Written request -> Can the data below be echoed back word for word?

(Data entries)

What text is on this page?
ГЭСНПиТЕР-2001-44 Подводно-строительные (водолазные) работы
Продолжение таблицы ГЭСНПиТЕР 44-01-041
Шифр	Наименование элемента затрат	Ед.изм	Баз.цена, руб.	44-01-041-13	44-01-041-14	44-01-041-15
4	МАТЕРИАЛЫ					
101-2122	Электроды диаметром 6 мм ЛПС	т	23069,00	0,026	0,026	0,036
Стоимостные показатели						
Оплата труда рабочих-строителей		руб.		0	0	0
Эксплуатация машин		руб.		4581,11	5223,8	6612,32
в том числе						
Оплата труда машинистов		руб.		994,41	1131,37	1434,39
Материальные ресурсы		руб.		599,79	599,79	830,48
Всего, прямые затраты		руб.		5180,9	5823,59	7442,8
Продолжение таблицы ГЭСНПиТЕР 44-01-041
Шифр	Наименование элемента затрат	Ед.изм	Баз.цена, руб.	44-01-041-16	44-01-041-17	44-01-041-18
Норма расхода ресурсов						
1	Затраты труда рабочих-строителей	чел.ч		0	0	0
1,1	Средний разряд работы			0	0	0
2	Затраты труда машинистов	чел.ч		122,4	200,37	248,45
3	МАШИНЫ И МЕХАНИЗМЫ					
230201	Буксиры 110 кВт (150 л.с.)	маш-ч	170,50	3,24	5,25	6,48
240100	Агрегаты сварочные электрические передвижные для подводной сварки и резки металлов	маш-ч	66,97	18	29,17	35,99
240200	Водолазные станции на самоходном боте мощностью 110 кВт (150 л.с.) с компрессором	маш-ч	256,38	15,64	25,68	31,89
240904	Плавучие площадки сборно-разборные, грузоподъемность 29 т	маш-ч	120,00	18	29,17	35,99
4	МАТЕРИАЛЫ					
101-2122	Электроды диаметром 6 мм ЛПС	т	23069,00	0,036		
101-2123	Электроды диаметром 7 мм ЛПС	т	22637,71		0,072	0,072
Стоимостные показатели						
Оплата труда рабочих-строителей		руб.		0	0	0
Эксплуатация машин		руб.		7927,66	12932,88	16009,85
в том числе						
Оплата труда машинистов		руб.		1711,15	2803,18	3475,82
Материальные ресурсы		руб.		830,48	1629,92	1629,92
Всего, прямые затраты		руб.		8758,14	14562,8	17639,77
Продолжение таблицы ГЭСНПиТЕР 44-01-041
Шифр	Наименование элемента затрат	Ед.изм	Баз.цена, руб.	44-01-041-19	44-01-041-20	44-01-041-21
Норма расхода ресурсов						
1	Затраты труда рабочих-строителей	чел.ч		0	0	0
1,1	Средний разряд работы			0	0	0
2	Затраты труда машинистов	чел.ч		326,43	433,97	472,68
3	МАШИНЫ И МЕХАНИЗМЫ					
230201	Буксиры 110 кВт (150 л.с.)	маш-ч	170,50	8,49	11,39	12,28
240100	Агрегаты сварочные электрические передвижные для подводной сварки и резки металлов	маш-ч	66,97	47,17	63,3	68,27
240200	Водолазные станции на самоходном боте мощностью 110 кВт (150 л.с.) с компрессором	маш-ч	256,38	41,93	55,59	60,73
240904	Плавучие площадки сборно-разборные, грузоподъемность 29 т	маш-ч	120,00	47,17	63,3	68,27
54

Exercise result ->
What text is on this page?
ГЭСНПиТЕР-2001-44 Подводно-строительные (водолазные) работы
Продолжение таблицы ГЭСНПиТЕР 44-01-041
Шифр	Наименование элемента затрат	Ед.изм	Баз.цена, руб.	44-01-041-13	44-01-041-14	44-01-041-15
4	МАТЕРИАЛЫ					
101-2122	Электроды диаметром 6 мм ЛПС	т	23069,00	0,026	0,026	0,036
Стоимостные показатели						
Оплата труда рабочих-строителей		руб.		0	0	0
Эксплуатация машин		руб.		4581,11	5223,8	6612,32
в том числе						
Оплата труда машинистов		руб.		994,41	1131,37	1434,39
Материальные ресурсы		руб.		599,79	599,79	830,48
Всего, прямые затраты		руб.		5180,9	5823,59	7442,8
Продолжение таблицы ГЭСНПиТЕР 44-01-041
Шифр	Наименование элемента затрат	Ед.изм	Баз.цена, руб.	44-01-041-16	44-01-041-17	44-01-041-18
Норма расхода ресурсов						
1	Затраты труда рабочих-строителей	чел.ч		0	0	0
1,1	Средний разряд работы			0	0	0
2	Затраты труда машинистов	чел.ч		122,4	200,37	248,45
3	МАШИНЫ И МЕХАНИЗМЫ					
230201	Буксиры 110 кВт (150 л.с.)	маш-ч	170,50	3,24	5,25	6,48
240100	Агрегаты сварочные электрические передвижные для подводной сварки и резки металлов	маш-ч	66,97	18	29,17	35,99
240200	Водолазные станции на самоходном боте мощностью 110 кВт (150 л.с.) с компрессором	маш-ч	256,38	15,64	25,68	31,89
240904	Плавучие площадки сборно-разборные, грузоподъемность 29 т	маш-ч	120,00	18	29,17	35,99
4	МАТЕРИАЛЫ					
101-2122	Электроды диаметром 6 мм ЛПС	т	23069,00	0,036		
101-2123	Электроды диаметром 7 мм ЛПС	т	22637,71		0,072	0,072
Стоимостные показатели						
Оплата труда рабочих-строителей		руб.		0	0	0
Эксплуатация машин		руб.		7927,66	12932,88	16009,85
в том числе						
Оплата труда машинистов		руб.		1711,15	2803,18	3475,82
Материальные ресурсы		руб.		830,48	1629,92	1629,92
Всего, прямые затраты		руб.		8758,14	14562,8	17639,77
Продолжение таблицы ГЭСНПиТЕР 44-01-041
Шифр	Наименование элемента затрат	Ед.изм	Баз.цена, руб.	44-01-041-19	44-01-041-20	44-01-041-21
Норма расхода ресурсов						
1	Затраты труда рабочих-строителей	чел.ч		0	0	0
1,1	Средний разряд работы			0	0	0
2	Затраты труда машинистов	чел.ч		326,43	433,97	472,68
3	МАШИНЫ И МЕХАНИЗМЫ					
230201	Буксиры 110 кВт (150 л.с.)	маш-ч	170,50	8,49	11,39	12,28
240100	Агрегаты сварочные электрические передвижные для подводной сварки и резки металлов	маш-ч	66,97	47,17	63,3	68,27
240200	Водолазные станции на самоходном боте мощностью 110 кВт (150 л.с.) с компрессором	маш-ч	256,38	41,93	55,59	60,73
240904	Плавучие площадки сборно-разборные, грузоподъемность 29 т	маш-ч	120,00	47,17	63,3	68,27
54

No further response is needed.